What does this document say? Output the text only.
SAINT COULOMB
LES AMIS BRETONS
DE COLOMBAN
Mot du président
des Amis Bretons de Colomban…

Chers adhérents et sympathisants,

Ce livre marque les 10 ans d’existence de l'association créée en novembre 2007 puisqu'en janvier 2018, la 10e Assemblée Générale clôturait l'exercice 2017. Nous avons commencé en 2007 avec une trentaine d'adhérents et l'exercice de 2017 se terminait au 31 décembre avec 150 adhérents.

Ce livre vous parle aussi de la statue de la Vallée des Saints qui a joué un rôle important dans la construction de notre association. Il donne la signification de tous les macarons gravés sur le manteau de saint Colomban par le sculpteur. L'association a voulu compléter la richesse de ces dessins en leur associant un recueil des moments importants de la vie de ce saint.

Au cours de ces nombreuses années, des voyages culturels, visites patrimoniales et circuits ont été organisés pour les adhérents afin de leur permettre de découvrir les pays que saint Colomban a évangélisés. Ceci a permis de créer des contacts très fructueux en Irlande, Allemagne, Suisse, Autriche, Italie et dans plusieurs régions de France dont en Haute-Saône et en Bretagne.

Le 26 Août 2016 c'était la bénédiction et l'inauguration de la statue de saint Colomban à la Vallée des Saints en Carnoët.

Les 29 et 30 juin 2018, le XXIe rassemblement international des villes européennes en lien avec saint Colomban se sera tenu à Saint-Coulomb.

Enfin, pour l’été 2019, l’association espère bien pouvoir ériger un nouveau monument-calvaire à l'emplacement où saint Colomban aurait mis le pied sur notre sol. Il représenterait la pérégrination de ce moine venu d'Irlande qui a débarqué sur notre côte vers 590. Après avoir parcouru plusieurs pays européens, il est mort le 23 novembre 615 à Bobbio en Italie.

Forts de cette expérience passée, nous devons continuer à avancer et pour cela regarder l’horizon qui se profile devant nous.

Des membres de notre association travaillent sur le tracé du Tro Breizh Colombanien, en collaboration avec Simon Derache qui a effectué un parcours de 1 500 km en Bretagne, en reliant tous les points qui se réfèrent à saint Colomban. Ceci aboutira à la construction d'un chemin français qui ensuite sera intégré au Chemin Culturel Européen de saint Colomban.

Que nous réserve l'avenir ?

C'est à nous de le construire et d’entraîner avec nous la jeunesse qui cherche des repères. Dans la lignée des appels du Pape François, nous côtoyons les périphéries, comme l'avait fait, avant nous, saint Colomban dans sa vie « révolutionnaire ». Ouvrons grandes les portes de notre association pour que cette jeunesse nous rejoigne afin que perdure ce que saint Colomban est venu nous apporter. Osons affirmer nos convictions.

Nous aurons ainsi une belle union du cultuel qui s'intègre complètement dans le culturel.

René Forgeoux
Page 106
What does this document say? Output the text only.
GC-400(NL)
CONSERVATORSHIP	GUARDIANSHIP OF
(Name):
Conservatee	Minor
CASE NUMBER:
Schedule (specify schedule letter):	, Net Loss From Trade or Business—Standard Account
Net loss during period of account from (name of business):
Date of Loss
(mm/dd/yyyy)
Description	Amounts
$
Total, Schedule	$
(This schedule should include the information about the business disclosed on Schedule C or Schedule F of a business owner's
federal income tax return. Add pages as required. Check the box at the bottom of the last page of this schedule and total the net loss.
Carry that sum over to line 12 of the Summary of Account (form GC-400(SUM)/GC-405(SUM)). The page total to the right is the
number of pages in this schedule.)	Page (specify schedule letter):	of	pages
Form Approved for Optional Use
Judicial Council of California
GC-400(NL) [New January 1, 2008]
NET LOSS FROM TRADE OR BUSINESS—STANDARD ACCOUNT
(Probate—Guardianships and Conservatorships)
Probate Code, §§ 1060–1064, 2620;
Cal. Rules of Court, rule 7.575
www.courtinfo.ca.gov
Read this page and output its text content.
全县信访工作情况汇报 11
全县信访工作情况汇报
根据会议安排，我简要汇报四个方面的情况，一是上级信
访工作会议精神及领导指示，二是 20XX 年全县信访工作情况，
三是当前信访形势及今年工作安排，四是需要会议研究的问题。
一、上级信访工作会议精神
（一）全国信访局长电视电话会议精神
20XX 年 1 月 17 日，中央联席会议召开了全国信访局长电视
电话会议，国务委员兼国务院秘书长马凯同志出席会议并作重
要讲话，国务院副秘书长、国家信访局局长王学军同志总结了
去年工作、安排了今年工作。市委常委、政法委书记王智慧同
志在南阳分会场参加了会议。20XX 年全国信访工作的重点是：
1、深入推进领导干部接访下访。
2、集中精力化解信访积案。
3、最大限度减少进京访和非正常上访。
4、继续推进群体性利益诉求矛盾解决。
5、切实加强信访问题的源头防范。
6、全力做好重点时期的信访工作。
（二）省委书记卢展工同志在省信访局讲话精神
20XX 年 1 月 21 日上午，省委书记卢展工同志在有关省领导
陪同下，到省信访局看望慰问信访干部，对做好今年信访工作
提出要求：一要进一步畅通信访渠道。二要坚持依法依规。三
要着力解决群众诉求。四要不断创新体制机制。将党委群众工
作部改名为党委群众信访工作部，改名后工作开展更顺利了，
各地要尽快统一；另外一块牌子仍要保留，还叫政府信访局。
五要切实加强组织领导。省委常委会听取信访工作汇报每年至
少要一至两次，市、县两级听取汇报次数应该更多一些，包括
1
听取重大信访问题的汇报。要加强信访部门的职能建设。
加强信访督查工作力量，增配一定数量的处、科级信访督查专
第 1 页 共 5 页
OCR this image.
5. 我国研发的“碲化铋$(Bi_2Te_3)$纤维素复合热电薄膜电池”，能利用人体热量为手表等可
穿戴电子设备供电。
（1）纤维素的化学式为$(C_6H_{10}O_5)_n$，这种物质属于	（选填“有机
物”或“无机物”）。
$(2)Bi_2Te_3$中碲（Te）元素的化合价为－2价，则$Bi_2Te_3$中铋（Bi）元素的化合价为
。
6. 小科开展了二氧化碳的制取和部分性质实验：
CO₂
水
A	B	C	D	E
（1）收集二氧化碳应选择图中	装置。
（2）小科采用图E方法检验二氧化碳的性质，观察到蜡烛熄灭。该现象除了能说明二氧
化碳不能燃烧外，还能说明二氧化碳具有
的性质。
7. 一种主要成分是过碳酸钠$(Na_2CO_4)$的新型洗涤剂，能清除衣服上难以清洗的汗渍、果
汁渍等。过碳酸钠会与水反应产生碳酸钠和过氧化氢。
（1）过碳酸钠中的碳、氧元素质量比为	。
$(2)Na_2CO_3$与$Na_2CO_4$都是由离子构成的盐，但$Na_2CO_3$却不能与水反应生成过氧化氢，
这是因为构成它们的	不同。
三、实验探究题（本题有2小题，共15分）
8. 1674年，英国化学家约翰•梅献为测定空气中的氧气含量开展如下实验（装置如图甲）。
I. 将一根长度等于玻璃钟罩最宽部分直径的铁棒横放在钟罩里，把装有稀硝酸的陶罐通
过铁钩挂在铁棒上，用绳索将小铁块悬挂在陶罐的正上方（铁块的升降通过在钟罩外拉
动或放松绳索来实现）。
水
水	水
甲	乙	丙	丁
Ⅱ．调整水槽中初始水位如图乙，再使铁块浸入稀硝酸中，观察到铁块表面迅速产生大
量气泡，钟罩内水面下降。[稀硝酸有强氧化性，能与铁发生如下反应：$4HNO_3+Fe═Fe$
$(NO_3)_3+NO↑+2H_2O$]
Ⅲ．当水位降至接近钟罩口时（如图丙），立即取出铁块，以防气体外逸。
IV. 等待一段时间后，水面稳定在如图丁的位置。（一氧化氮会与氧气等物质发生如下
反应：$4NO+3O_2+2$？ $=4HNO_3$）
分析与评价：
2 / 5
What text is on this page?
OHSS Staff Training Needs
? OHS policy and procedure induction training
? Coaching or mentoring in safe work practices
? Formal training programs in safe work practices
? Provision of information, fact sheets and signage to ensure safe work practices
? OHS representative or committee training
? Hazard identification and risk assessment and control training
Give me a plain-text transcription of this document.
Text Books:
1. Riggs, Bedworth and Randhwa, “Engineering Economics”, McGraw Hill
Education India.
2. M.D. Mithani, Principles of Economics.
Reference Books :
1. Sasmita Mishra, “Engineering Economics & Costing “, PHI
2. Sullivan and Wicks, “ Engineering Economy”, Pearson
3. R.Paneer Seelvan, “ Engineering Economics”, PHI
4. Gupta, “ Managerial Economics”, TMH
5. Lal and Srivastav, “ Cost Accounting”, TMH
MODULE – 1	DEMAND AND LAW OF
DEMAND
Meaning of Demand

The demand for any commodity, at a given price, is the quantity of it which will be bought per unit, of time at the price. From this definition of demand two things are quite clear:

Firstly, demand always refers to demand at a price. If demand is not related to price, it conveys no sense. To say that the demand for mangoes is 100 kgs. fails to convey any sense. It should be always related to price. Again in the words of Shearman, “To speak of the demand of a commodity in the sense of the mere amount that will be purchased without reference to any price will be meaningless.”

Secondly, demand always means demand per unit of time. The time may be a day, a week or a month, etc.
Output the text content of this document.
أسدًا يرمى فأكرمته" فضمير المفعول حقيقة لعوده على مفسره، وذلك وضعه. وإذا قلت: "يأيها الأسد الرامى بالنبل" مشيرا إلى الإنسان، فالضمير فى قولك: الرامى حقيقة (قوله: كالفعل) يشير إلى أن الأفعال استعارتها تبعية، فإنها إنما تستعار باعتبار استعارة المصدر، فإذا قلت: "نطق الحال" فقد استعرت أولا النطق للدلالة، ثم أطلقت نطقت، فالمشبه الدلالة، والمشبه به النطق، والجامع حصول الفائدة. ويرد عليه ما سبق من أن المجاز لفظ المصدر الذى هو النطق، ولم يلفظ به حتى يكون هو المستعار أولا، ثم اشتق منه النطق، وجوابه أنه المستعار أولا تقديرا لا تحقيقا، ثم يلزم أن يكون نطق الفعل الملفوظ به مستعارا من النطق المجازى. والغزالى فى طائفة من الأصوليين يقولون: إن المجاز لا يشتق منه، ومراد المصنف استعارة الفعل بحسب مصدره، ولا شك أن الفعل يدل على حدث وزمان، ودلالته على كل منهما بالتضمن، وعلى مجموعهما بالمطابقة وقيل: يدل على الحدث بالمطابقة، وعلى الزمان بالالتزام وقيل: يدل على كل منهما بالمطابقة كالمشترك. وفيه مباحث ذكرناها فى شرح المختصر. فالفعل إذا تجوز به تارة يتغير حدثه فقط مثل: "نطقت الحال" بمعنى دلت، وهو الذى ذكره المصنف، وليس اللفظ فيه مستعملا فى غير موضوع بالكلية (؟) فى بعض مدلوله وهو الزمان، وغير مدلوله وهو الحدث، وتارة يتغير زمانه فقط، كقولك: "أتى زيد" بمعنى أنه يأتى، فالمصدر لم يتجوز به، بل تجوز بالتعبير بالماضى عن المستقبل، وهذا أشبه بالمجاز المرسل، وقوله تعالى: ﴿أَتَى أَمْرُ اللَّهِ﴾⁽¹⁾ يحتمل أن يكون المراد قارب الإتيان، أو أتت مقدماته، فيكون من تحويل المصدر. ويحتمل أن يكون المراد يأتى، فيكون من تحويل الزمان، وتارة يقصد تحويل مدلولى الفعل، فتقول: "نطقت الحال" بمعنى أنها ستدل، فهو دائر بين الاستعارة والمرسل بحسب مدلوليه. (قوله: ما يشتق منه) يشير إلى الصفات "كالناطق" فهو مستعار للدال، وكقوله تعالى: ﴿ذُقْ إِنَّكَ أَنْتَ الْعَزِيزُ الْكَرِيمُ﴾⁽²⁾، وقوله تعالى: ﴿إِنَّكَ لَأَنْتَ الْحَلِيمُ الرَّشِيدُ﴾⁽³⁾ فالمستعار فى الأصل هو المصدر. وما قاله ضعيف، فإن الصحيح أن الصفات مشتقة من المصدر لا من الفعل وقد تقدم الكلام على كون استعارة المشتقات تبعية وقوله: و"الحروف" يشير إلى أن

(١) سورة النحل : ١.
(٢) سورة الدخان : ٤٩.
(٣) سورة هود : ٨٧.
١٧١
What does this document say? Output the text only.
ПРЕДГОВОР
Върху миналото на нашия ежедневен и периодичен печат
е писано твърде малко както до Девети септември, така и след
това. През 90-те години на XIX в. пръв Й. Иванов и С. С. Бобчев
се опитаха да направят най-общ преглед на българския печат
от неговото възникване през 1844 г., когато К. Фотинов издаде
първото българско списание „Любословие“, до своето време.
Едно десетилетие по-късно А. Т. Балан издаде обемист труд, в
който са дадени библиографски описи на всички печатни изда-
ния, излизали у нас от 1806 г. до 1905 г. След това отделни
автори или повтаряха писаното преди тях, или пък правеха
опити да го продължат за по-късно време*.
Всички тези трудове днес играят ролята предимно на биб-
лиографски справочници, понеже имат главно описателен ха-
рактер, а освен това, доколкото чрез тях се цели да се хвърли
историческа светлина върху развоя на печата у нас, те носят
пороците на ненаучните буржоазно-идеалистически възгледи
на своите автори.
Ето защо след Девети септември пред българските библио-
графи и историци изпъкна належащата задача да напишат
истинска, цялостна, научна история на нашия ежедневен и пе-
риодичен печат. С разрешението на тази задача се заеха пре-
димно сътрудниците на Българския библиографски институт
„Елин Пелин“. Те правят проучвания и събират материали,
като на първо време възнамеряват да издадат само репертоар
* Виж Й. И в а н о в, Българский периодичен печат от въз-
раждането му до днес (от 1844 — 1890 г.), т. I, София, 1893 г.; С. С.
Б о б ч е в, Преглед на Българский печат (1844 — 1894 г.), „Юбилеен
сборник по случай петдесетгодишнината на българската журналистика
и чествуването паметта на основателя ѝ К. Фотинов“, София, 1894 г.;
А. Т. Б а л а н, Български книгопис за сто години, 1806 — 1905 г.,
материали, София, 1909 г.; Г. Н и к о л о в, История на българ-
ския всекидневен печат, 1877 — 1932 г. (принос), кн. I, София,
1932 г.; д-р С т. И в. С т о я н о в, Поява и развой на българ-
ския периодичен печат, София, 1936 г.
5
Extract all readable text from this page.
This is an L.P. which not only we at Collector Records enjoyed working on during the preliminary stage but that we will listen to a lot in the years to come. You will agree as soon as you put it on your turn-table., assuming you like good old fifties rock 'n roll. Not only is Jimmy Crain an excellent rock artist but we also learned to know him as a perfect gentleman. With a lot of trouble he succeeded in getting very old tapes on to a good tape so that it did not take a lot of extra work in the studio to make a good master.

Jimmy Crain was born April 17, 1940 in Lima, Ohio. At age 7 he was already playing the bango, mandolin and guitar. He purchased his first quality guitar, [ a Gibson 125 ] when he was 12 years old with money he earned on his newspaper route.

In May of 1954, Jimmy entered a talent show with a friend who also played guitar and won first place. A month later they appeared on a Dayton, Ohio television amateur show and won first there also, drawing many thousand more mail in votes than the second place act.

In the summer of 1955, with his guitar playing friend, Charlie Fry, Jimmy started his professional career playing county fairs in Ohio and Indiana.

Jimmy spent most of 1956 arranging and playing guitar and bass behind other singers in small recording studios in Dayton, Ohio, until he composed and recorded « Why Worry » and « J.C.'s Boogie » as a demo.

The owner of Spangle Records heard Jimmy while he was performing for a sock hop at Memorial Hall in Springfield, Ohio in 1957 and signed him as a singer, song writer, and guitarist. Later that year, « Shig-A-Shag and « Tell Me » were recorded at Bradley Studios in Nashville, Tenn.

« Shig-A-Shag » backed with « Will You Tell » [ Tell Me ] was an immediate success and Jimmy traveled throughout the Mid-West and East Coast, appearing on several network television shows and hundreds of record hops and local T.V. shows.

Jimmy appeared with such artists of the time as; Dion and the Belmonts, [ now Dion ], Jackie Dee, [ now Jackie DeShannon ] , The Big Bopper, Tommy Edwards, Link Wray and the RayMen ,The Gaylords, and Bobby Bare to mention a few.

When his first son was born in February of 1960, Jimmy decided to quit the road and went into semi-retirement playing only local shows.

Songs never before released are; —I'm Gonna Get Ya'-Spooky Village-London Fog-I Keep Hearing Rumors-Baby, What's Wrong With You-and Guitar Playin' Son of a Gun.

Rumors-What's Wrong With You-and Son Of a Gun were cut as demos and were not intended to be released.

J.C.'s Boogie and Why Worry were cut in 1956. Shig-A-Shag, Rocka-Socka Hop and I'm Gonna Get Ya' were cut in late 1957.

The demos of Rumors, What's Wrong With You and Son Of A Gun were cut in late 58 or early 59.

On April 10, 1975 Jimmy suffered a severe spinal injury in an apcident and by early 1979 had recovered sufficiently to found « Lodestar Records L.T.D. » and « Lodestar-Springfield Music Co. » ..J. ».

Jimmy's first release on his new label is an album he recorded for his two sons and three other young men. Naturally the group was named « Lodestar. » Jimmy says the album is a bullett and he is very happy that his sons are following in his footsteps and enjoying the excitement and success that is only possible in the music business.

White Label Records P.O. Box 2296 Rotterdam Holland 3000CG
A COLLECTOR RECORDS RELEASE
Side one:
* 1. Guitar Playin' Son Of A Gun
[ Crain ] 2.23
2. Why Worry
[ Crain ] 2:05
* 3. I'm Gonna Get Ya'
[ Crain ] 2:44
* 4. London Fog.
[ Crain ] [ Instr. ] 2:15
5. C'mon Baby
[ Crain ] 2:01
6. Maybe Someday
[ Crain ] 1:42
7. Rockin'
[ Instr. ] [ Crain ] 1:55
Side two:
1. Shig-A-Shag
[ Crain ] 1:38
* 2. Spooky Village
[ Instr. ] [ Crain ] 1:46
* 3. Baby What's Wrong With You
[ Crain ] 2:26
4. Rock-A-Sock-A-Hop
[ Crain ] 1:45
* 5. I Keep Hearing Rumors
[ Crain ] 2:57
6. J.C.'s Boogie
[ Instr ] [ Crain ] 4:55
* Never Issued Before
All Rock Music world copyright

--- --- ---

● DIRECTIVE:
Locate the string "dans" in the listing above and copy every line where it occurs.

● THE SOLUTION:
Ce livre vous parle aussi de la statue de la Vallée des Saints qui a joué un rôle important dans la construction de notre association. Il donne la signification de tous les macarons gravés sur le manteau de saint Colomban par le sculpteur. L'association a voulu compléter la richesse de ces dessins en leur associant un recueil des moments importants de la vie de ce saint.
Au cours de ces nombreuses années, des voyages culturels, visites patrimoniales et circuits ont été organisés pour les adhérents afin de leur permettre de découvrir les pays que saint Colomban a évangélisés. Ceci a permis de créer des contacts très fructueux en Irlande, Allemagne, Suisse, Autriche, Italie et dans plusieurs régions de France dont en Haute-Saône et en Bretagne.
C'est à nous de le construire et d’entraîner avec nous la jeunesse qui cherche des repères. Dans la lignée des appels du Pape François, nous côtoyons les périphéries, comme l'avait fait, avant nous, saint Colomban dans sa vie « révolutionnaire ». Ouvrons grandes les portes de notre association pour que cette jeunesse nous rejoigne afin que perdure ce que saint Colomban est venu nous apporter. Osons affirmer nos convictions.
Nous aurons ainsi une belle union du cultuel qui s'intègre complètement dans le culturel.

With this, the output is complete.